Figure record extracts
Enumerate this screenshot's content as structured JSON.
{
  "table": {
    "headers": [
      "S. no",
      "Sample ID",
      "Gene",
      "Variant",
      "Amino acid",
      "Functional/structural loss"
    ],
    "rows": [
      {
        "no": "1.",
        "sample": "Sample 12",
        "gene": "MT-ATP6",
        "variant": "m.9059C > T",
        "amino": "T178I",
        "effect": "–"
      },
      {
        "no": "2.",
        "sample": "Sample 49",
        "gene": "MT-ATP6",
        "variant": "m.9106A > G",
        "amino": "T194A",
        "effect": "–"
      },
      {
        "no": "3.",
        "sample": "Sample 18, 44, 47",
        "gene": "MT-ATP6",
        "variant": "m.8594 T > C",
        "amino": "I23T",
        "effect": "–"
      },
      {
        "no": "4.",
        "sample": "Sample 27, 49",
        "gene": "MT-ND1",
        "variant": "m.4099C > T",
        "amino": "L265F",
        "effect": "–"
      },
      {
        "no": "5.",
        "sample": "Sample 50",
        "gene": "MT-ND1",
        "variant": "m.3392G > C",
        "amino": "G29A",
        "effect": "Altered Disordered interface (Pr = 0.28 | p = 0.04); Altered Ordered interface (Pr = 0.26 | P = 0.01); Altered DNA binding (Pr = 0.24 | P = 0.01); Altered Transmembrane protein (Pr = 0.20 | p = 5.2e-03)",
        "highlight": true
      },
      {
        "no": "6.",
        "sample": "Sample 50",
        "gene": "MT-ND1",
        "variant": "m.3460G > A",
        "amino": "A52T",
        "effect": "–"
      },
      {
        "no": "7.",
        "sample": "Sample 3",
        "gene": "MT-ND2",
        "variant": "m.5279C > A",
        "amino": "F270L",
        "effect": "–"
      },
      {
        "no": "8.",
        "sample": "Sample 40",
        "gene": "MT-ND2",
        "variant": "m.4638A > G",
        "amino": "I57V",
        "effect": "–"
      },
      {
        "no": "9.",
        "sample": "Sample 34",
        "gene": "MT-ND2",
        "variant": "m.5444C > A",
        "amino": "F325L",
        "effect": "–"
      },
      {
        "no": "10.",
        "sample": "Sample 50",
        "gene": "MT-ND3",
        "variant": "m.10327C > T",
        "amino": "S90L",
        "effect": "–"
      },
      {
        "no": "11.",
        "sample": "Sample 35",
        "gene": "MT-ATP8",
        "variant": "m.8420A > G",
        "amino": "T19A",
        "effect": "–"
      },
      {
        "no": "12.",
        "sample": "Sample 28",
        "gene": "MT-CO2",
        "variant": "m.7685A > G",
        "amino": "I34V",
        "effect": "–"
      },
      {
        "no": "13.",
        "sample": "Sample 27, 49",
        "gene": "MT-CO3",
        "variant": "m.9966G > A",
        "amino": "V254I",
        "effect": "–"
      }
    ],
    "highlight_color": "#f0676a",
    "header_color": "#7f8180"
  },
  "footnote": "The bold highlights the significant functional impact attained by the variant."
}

Task description >>
What is needed is an exact transcription of every entry above.

Exercise answer >>
Enumerate this screenshot's content as structured JSON.
{
  "table": {
    "headers": [
      "S. no",
      "Sample ID",
      "Gene",
      "Variant",
      "Amino acid",
      "Functional/structural loss"
    ],
    "rows": [
      {
        "no": "1.",
        "sample": "Sample 12",
        "gene": "MT-ATP6",
        "variant": "m.9059C > T",
        "amino": "T178I",
        "effect": "–"
      },
      {
        "no": "2.",
        "sample": "Sample 49",
        "gene": "MT-ATP6",
        "variant": "m.9106A > G",
        "amino": "T194A",
        "effect": "–"
      },
      {
        "no": "3.",
        "sample": "Sample 18, 44, 47",
        "gene": "MT-ATP6",
        "variant": "m.8594 T > C",
        "amino": "I23T",
        "effect": "–"
      },
      {
        "no": "4.",
        "sample": "Sample 27, 49",
        "gene": "MT-ND1",
        "variant": "m.4099C > T",
        "amino": "L265F",
        "effect": "–"
      },
      {
        "no": "5.",
        "sample": "Sample 50",
        "gene": "MT-ND1",
        "variant": "m.3392G > C",
        "amino": "G29A",
        "effect": "Altered Disordered interface (Pr = 0.28 | p = 0.04); Altered Ordered interface (Pr = 0.26 | P = 0.01); Altered DNA binding (Pr = 0.24 | P = 0.01); Altered Transmembrane protein (Pr = 0.20 | p = 5.2e-03)",
        "highlight": true
      },
      {
        "no": "6.",
        "sample": "Sample 50",
        "gene": "MT-ND1",
        "variant": "m.3460G > A",
        "amino": "A52T",
        "effect": "–"
      },
      {
        "no": "7.",
        "sample": "Sample 3",
        "gene": "MT-ND2",
        "variant": "m.5279C > A",
        "amino": "F270L",
        "effect": "–"
      },
      {
        "no": "8.",
        "sample": "Sample 40",
        "gene": "MT-ND2",
        "variant": "m.4638A > G",
        "amino": "I57V",
        "effect": "–"
      },
      {
        "no": "9.",
        "sample": "Sample 34",
        "gene": "MT-ND2",
        "variant": "m.5444C > A",
        "amino": "F325L",
        "effect": "–"
      },
      {
        "no": "10.",
        "sample": "Sample 50",
        "gene": "MT-ND3",
        "variant": "m.10327C > T",
        "amino": "S90L",
        "effect": "–"
      },
      {
        "no": "11.",
        "sample": "Sample 35",
        "gene": "MT-ATP8",
        "variant": "m.8420A > G",
        "amino": "T19A",
        "effect": "–"
      },
      {
        "no": "12.",
        "sample": "Sample 28",
        "gene": "MT-CO2",
        "variant": "m.7685A > G",
        "amino": "I34V",
        "effect": "–"
      },
      {
        "no": "13.",
        "sample": "Sample 27, 49",
        "gene": "MT-CO3",
        "variant": "m.9966G > A",
        "amino": "V254I",
        "effect": "–"
      }
    ],
    "highlight_color": "#f0676a",
    "header_color": "#7f8180"
  },
  "footnote": "The bold highlights the significant functional impact attained by the variant."
}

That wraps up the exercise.